• _TASK DESCRIPTION_
Write out all the entries word for word and omit any pictures.

— Start PROVIDED RECORDS —

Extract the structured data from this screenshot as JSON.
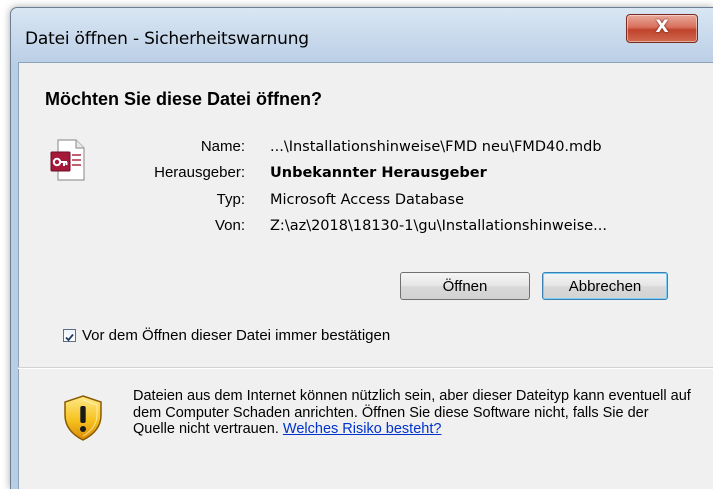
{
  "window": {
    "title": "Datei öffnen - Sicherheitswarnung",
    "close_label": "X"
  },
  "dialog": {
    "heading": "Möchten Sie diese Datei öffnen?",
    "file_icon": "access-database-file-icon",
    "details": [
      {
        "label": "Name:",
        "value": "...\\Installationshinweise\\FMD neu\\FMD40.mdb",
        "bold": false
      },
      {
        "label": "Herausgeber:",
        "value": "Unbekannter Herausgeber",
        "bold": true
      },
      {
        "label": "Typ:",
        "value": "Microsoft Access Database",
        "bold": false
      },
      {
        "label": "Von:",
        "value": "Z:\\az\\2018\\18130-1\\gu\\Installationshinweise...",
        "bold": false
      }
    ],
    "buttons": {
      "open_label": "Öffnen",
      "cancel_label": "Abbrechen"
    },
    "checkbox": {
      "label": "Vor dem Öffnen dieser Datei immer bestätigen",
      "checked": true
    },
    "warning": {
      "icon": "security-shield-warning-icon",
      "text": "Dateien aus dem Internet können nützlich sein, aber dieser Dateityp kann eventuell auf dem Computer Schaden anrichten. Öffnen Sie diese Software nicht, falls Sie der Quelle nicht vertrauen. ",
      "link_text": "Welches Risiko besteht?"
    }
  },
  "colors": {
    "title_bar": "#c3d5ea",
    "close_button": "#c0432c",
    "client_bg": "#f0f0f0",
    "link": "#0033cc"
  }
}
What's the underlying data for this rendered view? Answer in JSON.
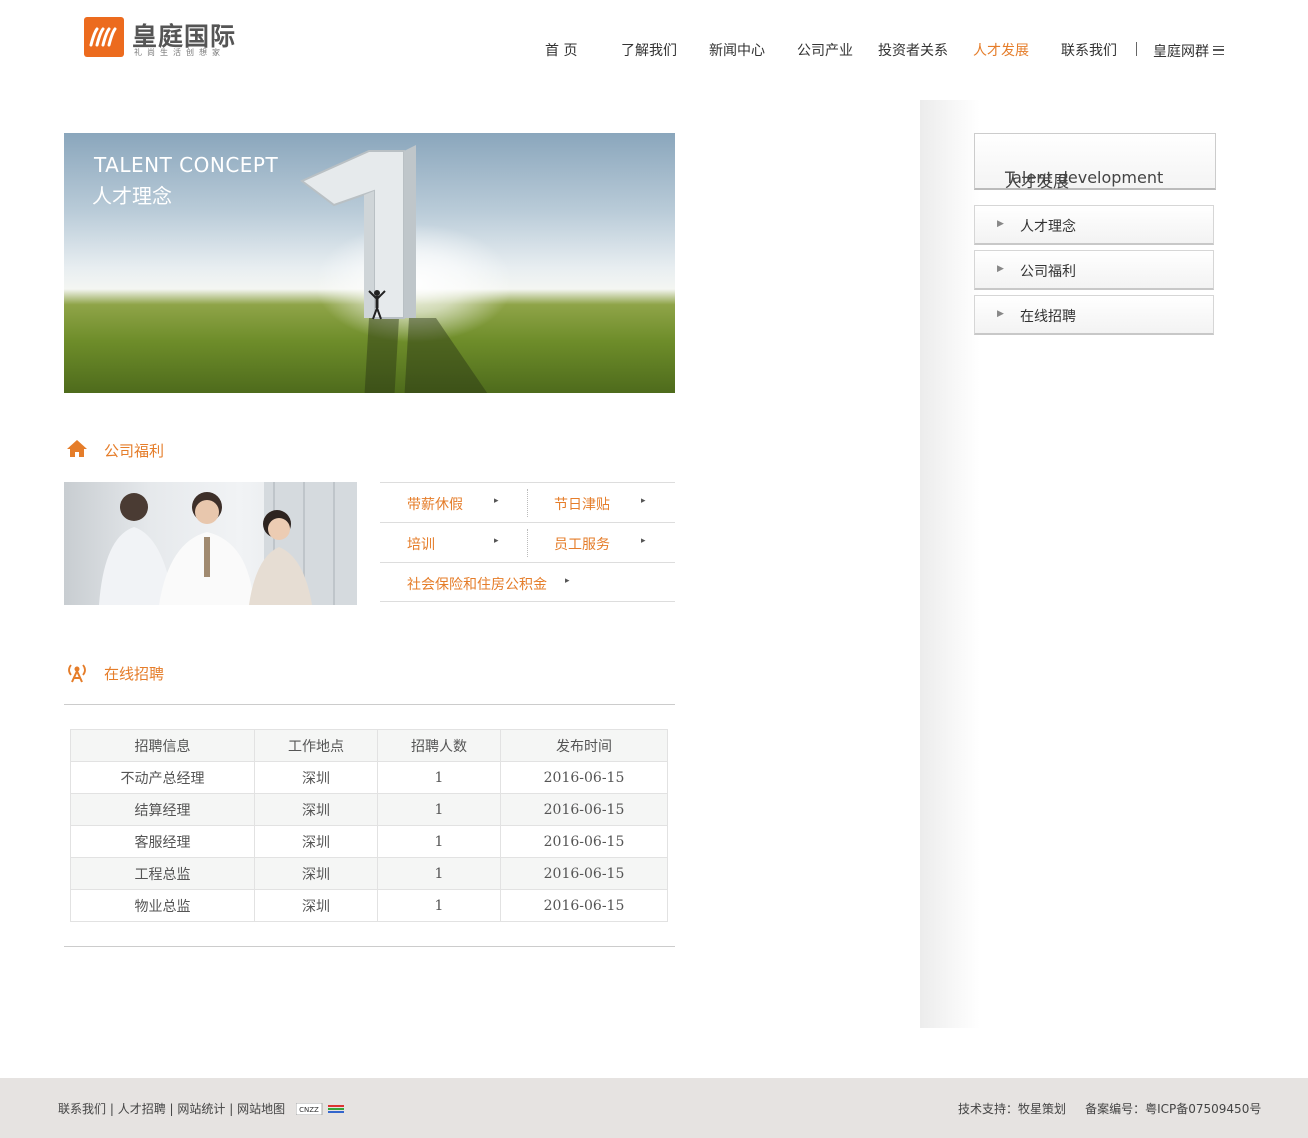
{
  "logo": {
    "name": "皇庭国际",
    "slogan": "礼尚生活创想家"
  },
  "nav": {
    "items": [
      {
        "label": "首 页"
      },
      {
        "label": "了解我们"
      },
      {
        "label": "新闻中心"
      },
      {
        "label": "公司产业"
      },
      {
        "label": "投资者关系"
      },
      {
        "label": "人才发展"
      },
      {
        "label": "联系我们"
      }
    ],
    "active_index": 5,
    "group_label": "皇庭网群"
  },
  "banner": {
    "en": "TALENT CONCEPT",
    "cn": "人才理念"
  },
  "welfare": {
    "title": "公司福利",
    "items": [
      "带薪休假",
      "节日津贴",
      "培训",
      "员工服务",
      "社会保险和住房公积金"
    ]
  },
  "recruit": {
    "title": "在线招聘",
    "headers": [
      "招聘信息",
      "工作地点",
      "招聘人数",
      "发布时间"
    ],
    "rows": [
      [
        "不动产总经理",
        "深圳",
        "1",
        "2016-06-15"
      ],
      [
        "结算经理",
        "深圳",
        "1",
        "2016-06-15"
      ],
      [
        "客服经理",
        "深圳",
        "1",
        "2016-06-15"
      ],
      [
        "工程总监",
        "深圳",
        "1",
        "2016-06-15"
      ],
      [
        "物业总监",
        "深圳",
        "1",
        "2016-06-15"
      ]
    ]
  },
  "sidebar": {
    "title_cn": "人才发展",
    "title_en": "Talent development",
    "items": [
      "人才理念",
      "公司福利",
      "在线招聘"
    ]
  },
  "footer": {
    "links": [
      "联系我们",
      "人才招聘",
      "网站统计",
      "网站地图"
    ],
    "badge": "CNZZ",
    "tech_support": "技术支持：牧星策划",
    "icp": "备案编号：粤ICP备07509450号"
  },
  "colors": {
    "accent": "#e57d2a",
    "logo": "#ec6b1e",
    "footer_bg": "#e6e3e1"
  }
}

— End PROVIDED RECORDS —

• _WORKED ANSWER_
Extract the structured data from this screenshot as JSON.
{
  "window": {
    "title": "Datei öffnen - Sicherheitswarnung",
    "close_label": "X"
  },
  "dialog": {
    "heading": "Möchten Sie diese Datei öffnen?",
    "file_icon": "access-database-file-icon",
    "details": [
      {
        "label": "Name:",
        "value": "...\\Installationshinweise\\FMD neu\\FMD40.mdb",
        "bold": false
      },
      {
        "label": "Herausgeber:",
        "value": "Unbekannter Herausgeber",
        "bold": true
      },
      {
        "label": "Typ:",
        "value": "Microsoft Access Database",
        "bold": false
      },
      {
        "label": "Von:",
        "value": "Z:\\az\\2018\\18130-1\\gu\\Installationshinweise...",
        "bold": false
      }
    ],
    "buttons": {
      "open_label": "Öffnen",
      "cancel_label": "Abbrechen"
    },
    "checkbox": {
      "label": "Vor dem Öffnen dieser Datei immer bestätigen",
      "checked": true
    },
    "warning": {
      "icon": "security-shield-warning-icon",
      "text": "Dateien aus dem Internet können nützlich sein, aber dieser Dateityp kann eventuell auf dem Computer Schaden anrichten. Öffnen Sie diese Software nicht, falls Sie der Quelle nicht vertrauen. ",
      "link_text": "Welches Risiko besteht?"
    }
  },
  "colors": {
    "title_bar": "#c3d5ea",
    "close_button": "#c0432c",
    "client_bg": "#f0f0f0",
    "link": "#0033cc"
  }
}
What's the underlying data for this rendered view? Answer in JSON.
{
  "logo": {
    "name": "皇庭国际",
    "slogan": "礼尚生活创想家"
  },
  "nav": {
    "items": [
      {
        "label": "首 页"
      },
      {
        "label": "了解我们"
      },
      {
        "label": "新闻中心"
      },
      {
        "label": "公司产业"
      },
      {
        "label": "投资者关系"
      },
      {
        "label": "人才发展"
      },
      {
        "label": "联系我们"
      }
    ],
    "active_index": 5,
    "group_label": "皇庭网群"
  },
  "banner": {
    "en": "TALENT CONCEPT",
    "cn": "人才理念"
  },
  "welfare": {
    "title": "公司福利",
    "items": [
      "带薪休假",
      "节日津贴",
      "培训",
      "员工服务",
      "社会保险和住房公积金"
    ]
  },
  "recruit": {
    "title": "在线招聘",
    "headers": [
      "招聘信息",
      "工作地点",
      "招聘人数",
      "发布时间"
    ],
    "rows": [
      [
        "不动产总经理",
        "深圳",
        "1",
        "2016-06-15"
      ],
      [
        "结算经理",
        "深圳",
        "1",
        "2016-06-15"
      ],
      [
        "客服经理",
        "深圳",
        "1",
        "2016-06-15"
      ],
      [
        "工程总监",
        "深圳",
        "1",
        "2016-06-15"
      ],
      [
        "物业总监",
        "深圳",
        "1",
        "2016-06-15"
      ]
    ]
  },
  "sidebar": {
    "title_cn": "人才发展",
    "title_en": "Talent development",
    "items": [
      "人才理念",
      "公司福利",
      "在线招聘"
    ]
  },
  "footer": {
    "links": [
      "联系我们",
      "人才招聘",
      "网站统计",
      "网站地图"
    ],
    "badge": "CNZZ",
    "tech_support": "技术支持：牧星策划",
    "icp": "备案编号：粤ICP备07509450号"
  },
  "colors": {
    "accent": "#e57d2a",
    "logo": "#ec6b1e",
    "footer_bg": "#e6e3e1"
  }
}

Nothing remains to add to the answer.